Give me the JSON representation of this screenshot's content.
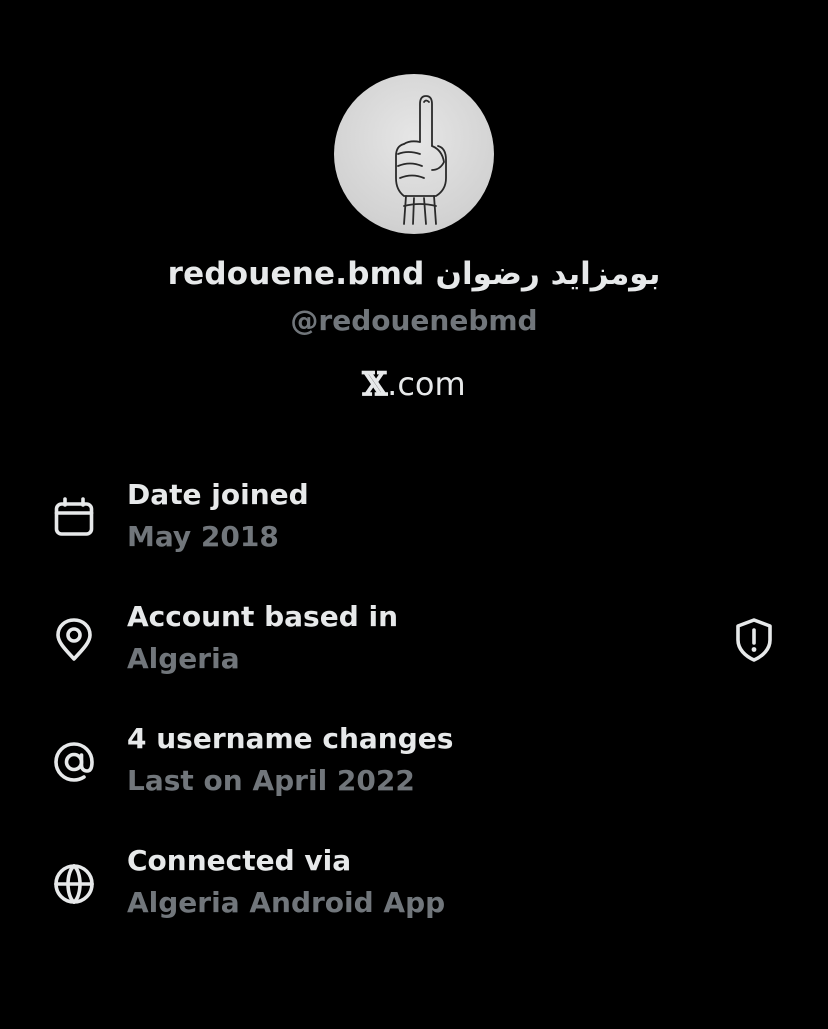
{
  "profile": {
    "display_name": "redouene.bmd بومزايد رضوان",
    "handle": "@redouenebmd",
    "domain_x": "𝕏",
    "domain_suffix": ".com"
  },
  "about": {
    "rows": [
      {
        "icon": "calendar-icon",
        "title": "Date joined",
        "value": "May 2018"
      },
      {
        "icon": "location-pin-icon",
        "title": "Account based in",
        "value": "Algeria"
      },
      {
        "icon": "at-sign-icon",
        "title": "4 username changes",
        "value": "Last on April 2022"
      },
      {
        "icon": "globe-icon",
        "title": "Connected via",
        "value": "Algeria Android App"
      }
    ],
    "location_action_icon": "shield-alert-icon"
  },
  "colors": {
    "background": "#000000",
    "primary_text": "#e7e9ea",
    "secondary_text": "#71767b"
  }
}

Exercise details: Drop the pictures and reproduce the rest of the entries above exactly.

Result:
Give me the JSON representation of this screenshot's content.
{
  "profile": {
    "display_name": "redouene.bmd بومزايد رضوان",
    "handle": "@redouenebmd",
    "domain_x": "𝕏",
    "domain_suffix": ".com"
  },
  "about": {
    "rows": [
      {
        "icon": "calendar-icon",
        "title": "Date joined",
        "value": "May 2018"
      },
      {
        "icon": "location-pin-icon",
        "title": "Account based in",
        "value": "Algeria"
      },
      {
        "icon": "at-sign-icon",
        "title": "4 username changes",
        "value": "Last on April 2022"
      },
      {
        "icon": "globe-icon",
        "title": "Connected via",
        "value": "Algeria Android App"
      }
    ],
    "location_action_icon": "shield-alert-icon"
  },
  "colors": {
    "background": "#000000",
    "primary_text": "#e7e9ea",
    "secondary_text": "#71767b"
  }
}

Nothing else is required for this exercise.